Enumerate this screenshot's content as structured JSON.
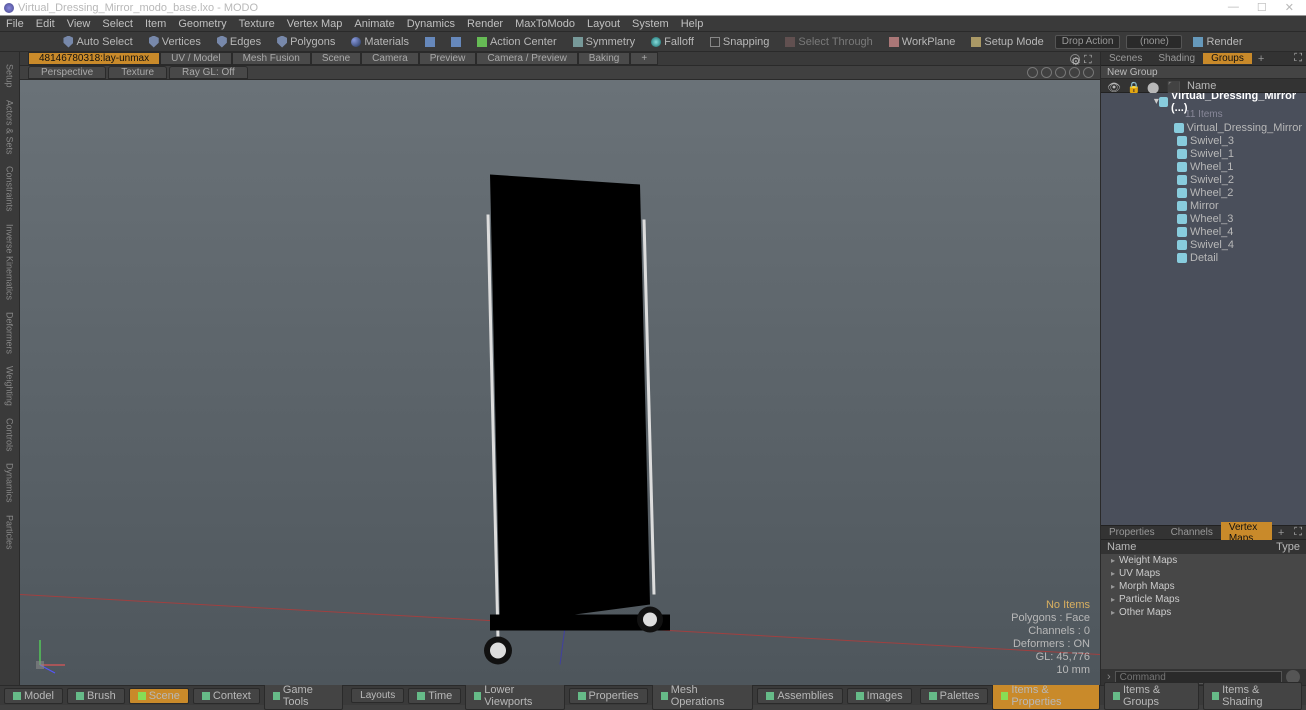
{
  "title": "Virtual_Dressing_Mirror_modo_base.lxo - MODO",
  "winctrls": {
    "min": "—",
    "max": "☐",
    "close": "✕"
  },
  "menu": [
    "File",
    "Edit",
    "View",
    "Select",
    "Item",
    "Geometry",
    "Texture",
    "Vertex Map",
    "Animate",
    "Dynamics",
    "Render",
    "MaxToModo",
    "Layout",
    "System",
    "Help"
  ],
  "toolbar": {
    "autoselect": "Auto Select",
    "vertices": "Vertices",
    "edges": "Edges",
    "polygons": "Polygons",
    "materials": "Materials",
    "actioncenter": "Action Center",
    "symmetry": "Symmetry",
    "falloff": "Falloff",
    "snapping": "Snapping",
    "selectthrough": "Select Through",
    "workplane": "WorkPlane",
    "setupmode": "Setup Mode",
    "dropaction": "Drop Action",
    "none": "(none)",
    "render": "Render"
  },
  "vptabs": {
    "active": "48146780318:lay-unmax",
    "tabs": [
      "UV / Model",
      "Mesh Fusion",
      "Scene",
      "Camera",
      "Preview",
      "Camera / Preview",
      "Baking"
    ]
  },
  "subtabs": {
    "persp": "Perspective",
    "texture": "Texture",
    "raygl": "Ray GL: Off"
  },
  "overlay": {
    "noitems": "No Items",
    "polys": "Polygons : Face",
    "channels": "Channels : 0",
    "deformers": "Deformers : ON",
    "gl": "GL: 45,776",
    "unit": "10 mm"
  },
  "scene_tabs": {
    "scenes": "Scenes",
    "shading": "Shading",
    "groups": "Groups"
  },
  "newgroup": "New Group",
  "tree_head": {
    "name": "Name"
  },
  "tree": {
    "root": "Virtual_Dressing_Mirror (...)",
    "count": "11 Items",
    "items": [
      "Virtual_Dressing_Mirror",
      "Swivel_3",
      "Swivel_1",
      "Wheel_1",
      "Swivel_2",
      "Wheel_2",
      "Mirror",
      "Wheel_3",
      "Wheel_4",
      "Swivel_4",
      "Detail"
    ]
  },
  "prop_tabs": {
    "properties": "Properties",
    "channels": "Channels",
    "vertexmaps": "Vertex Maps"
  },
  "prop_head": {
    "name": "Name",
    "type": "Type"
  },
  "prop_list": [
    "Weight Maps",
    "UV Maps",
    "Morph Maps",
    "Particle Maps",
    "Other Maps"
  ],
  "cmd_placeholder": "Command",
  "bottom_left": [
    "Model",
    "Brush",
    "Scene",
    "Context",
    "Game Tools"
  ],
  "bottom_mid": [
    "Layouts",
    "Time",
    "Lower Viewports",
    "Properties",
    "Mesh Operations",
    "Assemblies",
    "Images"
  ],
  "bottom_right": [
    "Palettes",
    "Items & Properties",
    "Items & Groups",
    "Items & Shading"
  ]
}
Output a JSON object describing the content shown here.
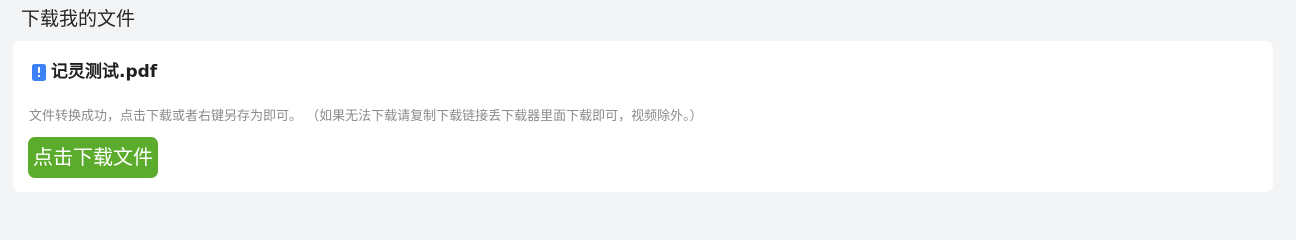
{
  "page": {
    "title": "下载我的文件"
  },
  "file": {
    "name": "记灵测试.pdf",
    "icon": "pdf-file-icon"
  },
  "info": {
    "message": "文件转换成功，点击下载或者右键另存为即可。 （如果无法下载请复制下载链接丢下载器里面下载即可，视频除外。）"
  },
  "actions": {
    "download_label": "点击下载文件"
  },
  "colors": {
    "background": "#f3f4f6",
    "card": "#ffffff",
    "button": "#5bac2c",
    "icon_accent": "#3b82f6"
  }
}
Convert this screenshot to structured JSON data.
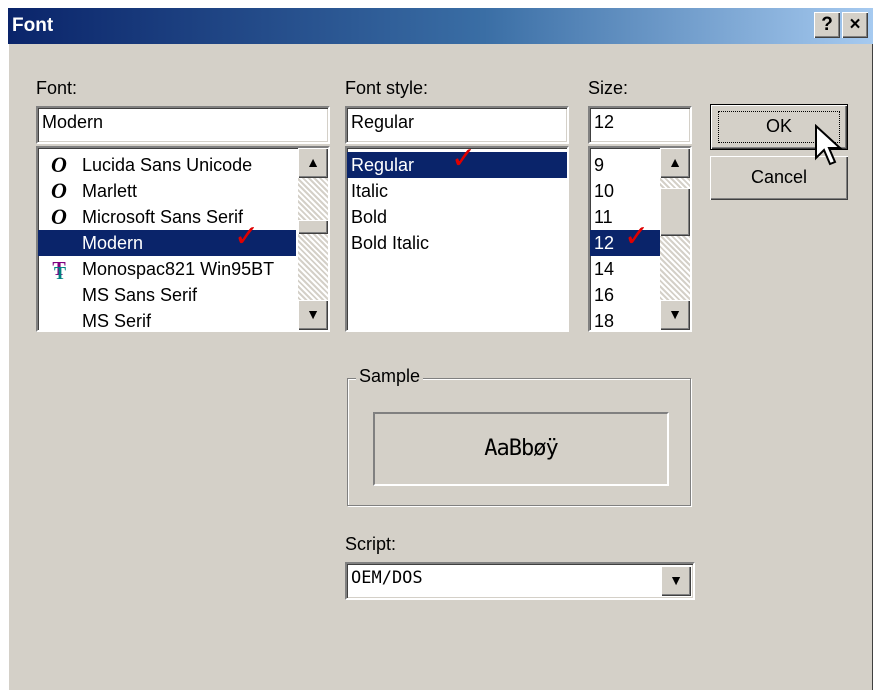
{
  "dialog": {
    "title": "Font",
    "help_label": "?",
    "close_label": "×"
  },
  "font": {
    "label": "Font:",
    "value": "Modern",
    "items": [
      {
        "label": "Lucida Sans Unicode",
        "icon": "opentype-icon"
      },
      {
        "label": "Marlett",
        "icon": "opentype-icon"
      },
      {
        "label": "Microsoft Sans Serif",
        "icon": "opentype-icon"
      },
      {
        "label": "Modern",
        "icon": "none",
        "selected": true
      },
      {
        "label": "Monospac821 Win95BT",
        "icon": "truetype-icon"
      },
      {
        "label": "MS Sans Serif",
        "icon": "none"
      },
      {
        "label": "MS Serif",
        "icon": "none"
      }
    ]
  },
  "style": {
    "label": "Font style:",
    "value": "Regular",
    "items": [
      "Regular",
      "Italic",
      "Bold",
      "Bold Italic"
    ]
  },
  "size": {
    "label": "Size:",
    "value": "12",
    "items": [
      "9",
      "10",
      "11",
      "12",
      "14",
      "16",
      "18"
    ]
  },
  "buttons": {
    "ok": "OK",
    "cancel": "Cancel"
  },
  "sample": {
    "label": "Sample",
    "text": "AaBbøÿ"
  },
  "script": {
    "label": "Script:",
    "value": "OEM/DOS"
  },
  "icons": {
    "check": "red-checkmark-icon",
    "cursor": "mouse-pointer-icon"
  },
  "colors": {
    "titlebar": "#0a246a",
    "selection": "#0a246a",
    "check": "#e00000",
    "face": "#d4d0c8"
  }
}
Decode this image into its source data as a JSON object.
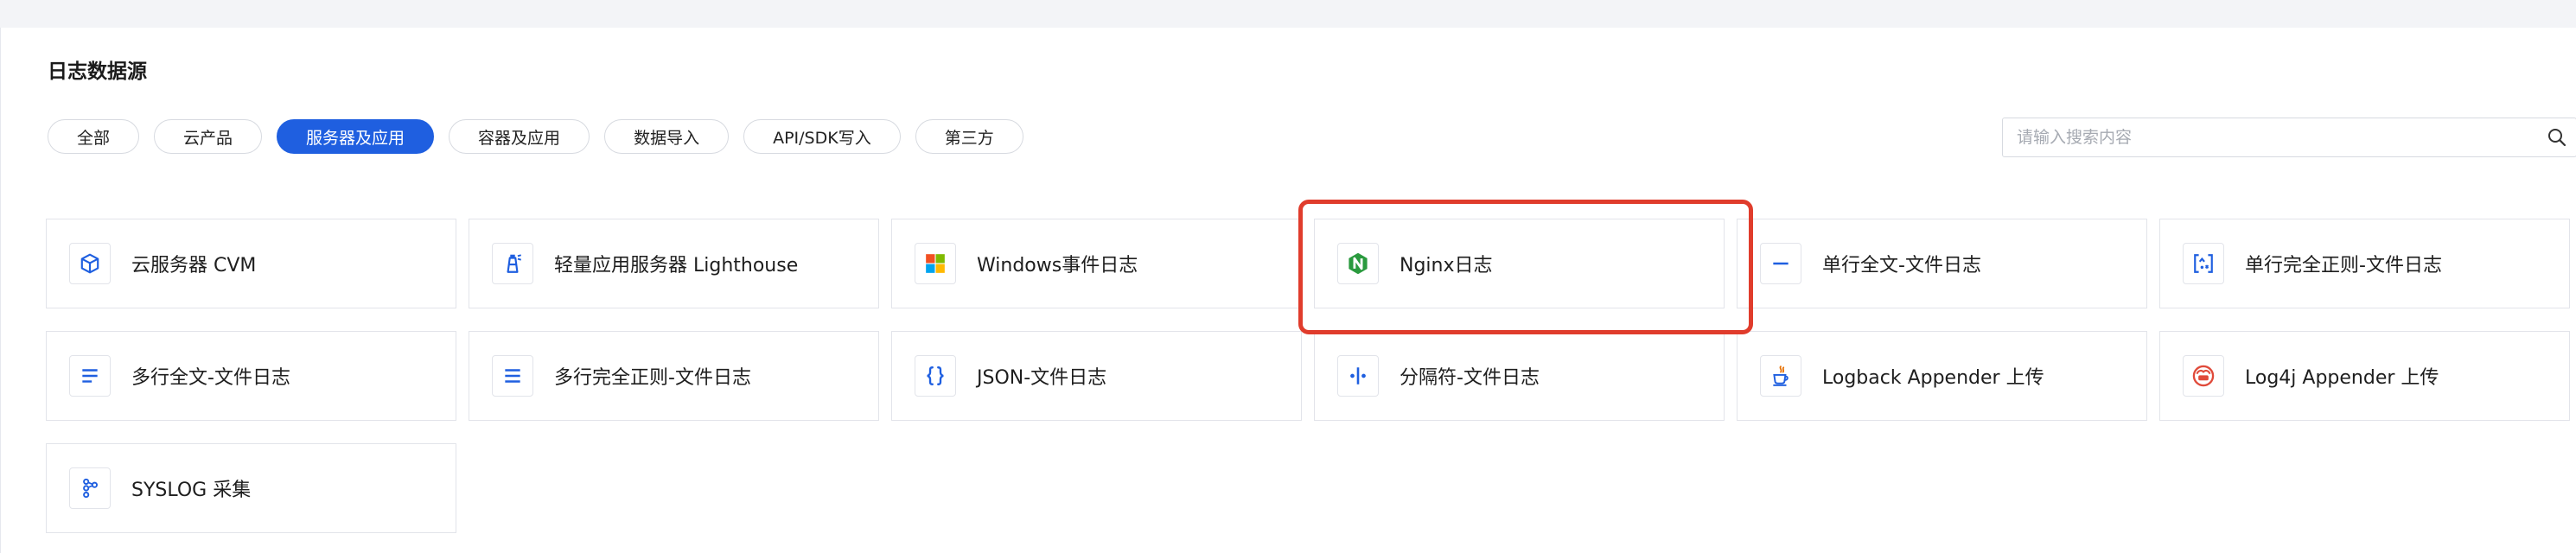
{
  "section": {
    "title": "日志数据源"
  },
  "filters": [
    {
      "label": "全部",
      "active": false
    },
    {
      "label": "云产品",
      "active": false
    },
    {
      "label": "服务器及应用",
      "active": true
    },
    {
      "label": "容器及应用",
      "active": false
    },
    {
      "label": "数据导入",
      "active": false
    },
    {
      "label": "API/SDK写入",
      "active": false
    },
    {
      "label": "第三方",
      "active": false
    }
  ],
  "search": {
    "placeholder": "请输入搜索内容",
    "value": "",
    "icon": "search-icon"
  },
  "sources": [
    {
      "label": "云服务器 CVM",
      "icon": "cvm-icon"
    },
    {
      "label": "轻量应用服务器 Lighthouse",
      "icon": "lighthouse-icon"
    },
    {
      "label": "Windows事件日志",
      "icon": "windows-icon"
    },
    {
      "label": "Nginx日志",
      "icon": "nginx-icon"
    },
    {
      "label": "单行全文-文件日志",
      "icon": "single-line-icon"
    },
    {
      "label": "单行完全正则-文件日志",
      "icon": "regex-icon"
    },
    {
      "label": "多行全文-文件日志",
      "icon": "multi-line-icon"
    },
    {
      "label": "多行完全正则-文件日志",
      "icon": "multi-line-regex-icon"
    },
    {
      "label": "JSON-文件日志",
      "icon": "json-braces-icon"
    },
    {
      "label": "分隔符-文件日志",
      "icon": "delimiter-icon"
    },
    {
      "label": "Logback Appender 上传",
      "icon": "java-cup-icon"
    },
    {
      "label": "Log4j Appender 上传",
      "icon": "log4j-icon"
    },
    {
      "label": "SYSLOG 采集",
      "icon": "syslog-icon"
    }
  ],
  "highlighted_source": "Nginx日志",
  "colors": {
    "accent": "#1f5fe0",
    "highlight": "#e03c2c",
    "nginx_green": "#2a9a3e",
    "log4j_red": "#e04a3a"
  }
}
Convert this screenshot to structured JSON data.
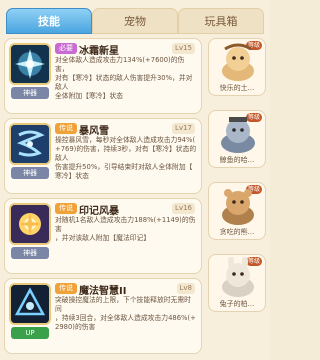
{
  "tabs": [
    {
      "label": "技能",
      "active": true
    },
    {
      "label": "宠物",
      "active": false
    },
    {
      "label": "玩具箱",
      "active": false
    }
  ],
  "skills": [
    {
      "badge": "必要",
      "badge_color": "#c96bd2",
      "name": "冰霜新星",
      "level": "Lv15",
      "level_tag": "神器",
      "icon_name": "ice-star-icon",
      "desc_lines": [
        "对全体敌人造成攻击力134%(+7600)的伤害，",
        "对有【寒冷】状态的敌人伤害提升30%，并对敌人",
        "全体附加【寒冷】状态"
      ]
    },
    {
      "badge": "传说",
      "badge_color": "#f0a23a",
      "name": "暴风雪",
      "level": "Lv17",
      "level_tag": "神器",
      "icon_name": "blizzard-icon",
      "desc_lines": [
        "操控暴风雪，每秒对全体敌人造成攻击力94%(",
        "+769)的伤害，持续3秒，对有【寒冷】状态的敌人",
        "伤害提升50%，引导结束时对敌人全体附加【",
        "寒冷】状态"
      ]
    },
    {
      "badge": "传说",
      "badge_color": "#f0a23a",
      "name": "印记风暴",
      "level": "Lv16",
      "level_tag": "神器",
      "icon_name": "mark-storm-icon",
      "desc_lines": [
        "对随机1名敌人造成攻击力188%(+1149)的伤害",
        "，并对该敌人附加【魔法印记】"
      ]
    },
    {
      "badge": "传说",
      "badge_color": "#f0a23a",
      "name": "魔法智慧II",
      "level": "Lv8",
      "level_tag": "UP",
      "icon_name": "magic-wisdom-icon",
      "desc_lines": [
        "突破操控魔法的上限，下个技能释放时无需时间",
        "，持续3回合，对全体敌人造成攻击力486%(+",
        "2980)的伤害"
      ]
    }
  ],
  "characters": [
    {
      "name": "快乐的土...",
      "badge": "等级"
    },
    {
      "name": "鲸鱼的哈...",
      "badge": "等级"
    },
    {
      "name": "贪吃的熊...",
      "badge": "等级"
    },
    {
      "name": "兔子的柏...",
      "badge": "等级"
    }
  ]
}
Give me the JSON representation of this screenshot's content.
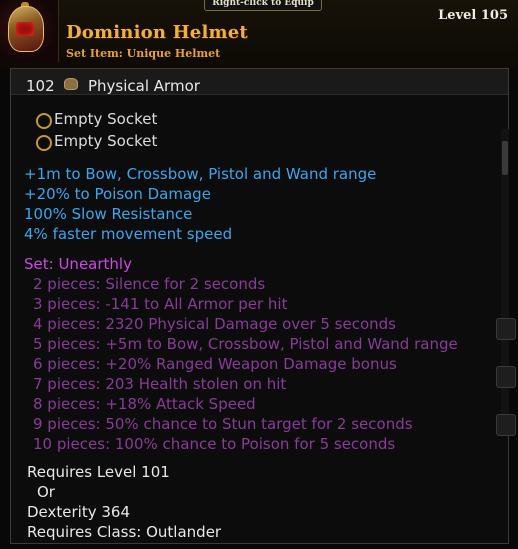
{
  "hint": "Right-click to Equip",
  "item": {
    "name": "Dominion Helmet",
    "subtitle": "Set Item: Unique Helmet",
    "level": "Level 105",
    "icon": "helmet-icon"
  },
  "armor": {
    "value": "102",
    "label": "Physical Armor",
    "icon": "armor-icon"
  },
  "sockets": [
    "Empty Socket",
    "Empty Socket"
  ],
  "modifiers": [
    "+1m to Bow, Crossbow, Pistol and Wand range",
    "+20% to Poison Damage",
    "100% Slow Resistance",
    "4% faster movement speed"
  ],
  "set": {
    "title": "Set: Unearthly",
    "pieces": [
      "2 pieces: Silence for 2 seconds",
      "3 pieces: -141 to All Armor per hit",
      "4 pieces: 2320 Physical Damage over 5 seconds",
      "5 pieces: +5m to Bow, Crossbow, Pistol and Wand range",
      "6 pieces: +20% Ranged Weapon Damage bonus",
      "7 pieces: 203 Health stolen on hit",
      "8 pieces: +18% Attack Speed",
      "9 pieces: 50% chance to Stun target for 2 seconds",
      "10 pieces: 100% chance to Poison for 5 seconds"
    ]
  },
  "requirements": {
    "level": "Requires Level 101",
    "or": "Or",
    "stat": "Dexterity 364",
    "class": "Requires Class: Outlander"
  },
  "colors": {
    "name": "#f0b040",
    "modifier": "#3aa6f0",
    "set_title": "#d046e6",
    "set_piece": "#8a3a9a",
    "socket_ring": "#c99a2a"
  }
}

■ WHAT YOU HAVE TO DO ■
Provide only the number of lines in the entries that hold the word "Polygons".

■ RESULT ■
2